Exercise description:
The data below must be copied in full and without any change.

Information provided:
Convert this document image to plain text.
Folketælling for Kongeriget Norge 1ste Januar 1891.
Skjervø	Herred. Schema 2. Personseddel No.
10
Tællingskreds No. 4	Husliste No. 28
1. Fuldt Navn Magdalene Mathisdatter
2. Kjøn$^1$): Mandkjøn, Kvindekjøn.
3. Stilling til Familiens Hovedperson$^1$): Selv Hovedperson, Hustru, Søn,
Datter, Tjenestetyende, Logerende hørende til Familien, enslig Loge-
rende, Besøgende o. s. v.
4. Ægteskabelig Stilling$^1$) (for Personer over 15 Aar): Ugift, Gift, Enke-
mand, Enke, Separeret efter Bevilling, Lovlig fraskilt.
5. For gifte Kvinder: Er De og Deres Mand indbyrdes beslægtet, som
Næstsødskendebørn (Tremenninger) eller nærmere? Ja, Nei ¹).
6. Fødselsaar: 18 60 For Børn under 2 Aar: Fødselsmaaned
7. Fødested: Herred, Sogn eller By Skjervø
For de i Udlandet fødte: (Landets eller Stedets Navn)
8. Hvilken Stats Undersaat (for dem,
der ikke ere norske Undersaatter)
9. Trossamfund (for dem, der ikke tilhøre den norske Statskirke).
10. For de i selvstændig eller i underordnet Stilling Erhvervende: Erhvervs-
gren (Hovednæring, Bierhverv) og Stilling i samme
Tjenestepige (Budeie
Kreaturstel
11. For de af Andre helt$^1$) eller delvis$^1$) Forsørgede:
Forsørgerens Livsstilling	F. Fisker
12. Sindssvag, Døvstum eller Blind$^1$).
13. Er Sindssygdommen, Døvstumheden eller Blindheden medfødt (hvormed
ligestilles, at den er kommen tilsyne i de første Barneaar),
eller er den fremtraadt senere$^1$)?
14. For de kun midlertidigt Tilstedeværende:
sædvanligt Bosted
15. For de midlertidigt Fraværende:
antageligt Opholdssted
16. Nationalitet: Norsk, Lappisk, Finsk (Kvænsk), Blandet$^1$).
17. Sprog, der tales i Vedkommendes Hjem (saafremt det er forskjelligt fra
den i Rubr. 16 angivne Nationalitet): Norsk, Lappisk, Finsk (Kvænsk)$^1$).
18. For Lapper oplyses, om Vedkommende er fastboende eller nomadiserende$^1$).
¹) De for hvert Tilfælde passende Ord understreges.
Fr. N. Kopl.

Written answer:
Convert this document image to plain text.
Folketælling for Kongeriget Norge 1ste Januar 1891.
Skjervø	Herred. Schema 2. Personseddel No.
10
Tællingskreds No. 4	Husliste No. 28
1. Fuldt Navn Magdalene Mathisdatter
2. Kjøn$^1$): Mandkjøn, Kvindekjøn.
3. Stilling til Familiens Hovedperson$^1$): Selv Hovedperson, Hustru, Søn,
Datter, Tjenestetyende, Logerende hørende til Familien, enslig Loge-
rende, Besøgende o. s. v.
4. Ægteskabelig Stilling$^1$) (for Personer over 15 Aar): Ugift, Gift, Enke-
mand, Enke, Separeret efter Bevilling, Lovlig fraskilt.
5. For gifte Kvinder: Er De og Deres Mand indbyrdes beslægtet, som
Næstsødskendebørn (Tremenninger) eller nærmere? Ja, Nei ¹).
6. Fødselsaar: 18 60 For Børn under 2 Aar: Fødselsmaaned
7. Fødested: Herred, Sogn eller By Skjervø
For de i Udlandet fødte: (Landets eller Stedets Navn)
8. Hvilken Stats Undersaat (for dem,
der ikke ere norske Undersaatter)
9. Trossamfund (for dem, der ikke tilhøre den norske Statskirke).
10. For de i selvstændig eller i underordnet Stilling Erhvervende: Erhvervs-
gren (Hovednæring, Bierhverv) og Stilling i samme
Tjenestepige (Budeie
Kreaturstel
11. For de af Andre helt$^1$) eller delvis$^1$) Forsørgede:
Forsørgerens Livsstilling	F. Fisker
12. Sindssvag, Døvstum eller Blind$^1$).
13. Er Sindssygdommen, Døvstumheden eller Blindheden medfødt (hvormed
ligestilles, at den er kommen tilsyne i de første Barneaar),
eller er den fremtraadt senere$^1$)?
14. For de kun midlertidigt Tilstedeværende:
sædvanligt Bosted
15. For de midlertidigt Fraværende:
antageligt Opholdssted
16. Nationalitet: Norsk, Lappisk, Finsk (Kvænsk), Blandet$^1$).
17. Sprog, der tales i Vedkommendes Hjem (saafremt det er forskjelligt fra
den i Rubr. 16 angivne Nationalitet): Norsk, Lappisk, Finsk (Kvænsk)$^1$).
18. For Lapper oplyses, om Vedkommende er fastboende eller nomadiserende$^1$).
¹) De for hvert Tilfælde passende Ord understreges.
Fr. N. Kopl.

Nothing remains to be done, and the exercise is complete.